## Given problem
The records below need retyping in full; give them again exactly.

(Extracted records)
+++

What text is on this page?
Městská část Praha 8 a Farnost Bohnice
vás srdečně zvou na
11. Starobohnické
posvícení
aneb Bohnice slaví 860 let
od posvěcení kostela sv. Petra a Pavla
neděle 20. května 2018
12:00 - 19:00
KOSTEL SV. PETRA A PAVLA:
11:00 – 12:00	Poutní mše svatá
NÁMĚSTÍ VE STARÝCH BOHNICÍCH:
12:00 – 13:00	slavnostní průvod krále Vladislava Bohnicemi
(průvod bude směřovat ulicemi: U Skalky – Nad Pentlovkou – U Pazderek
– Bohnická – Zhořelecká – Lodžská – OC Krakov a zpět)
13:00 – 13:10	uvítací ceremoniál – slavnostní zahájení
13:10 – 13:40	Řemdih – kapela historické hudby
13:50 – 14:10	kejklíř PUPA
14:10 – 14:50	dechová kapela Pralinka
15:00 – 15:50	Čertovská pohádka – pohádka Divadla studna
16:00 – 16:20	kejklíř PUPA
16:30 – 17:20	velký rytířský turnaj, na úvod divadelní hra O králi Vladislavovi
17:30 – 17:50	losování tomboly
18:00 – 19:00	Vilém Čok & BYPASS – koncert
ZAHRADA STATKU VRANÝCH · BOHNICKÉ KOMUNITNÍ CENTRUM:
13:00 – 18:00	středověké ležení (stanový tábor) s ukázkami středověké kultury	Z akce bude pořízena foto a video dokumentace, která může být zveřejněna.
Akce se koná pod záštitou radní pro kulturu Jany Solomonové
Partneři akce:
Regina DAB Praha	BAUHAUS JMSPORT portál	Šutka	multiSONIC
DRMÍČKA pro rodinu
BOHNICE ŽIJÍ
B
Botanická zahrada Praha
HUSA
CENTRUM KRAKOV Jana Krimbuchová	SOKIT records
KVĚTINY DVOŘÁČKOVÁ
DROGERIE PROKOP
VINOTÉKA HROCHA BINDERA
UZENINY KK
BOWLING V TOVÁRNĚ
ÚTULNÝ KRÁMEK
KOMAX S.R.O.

+++

## Task output
What text is on this page?
Městská část Praha 8 a Farnost Bohnice
vás srdečně zvou na
11. Starobohnické
posvícení
aneb Bohnice slaví 860 let
od posvěcení kostela sv. Petra a Pavla
neděle 20. května 2018
12:00 - 19:00
KOSTEL SV. PETRA A PAVLA:
11:00 – 12:00	Poutní mše svatá
NÁMĚSTÍ VE STARÝCH BOHNICÍCH:
12:00 – 13:00	slavnostní průvod krále Vladislava Bohnicemi
(průvod bude směřovat ulicemi: U Skalky – Nad Pentlovkou – U Pazderek
– Bohnická – Zhořelecká – Lodžská – OC Krakov a zpět)
13:00 – 13:10	uvítací ceremoniál – slavnostní zahájení
13:10 – 13:40	Řemdih – kapela historické hudby
13:50 – 14:10	kejklíř PUPA
14:10 – 14:50	dechová kapela Pralinka
15:00 – 15:50	Čertovská pohádka – pohádka Divadla studna
16:00 – 16:20	kejklíř PUPA
16:30 – 17:20	velký rytířský turnaj, na úvod divadelní hra O králi Vladislavovi
17:30 – 17:50	losování tomboly
18:00 – 19:00	Vilém Čok & BYPASS – koncert
ZAHRADA STATKU VRANÝCH · BOHNICKÉ KOMUNITNÍ CENTRUM:
13:00 – 18:00	středověké ležení (stanový tábor) s ukázkami středověké kultury	Z akce bude pořízena foto a video dokumentace, která může být zveřejněna.
Akce se koná pod záštitou radní pro kulturu Jany Solomonové
Partneři akce:
Regina DAB Praha	BAUHAUS JMSPORT portál	Šutka	multiSONIC
DRMÍČKA pro rodinu
BOHNICE ŽIJÍ
B
Botanická zahrada Praha
HUSA
CENTRUM KRAKOV Jana Krimbuchová	SOKIT records
KVĚTINY DVOŘÁČKOVÁ
DROGERIE PROKOP
VINOTÉKA HROCHA BINDERA
UZENINY KK
BOWLING V TOVÁRNĚ
ÚTULNÝ KRÁMEK
KOMAX S.R.O.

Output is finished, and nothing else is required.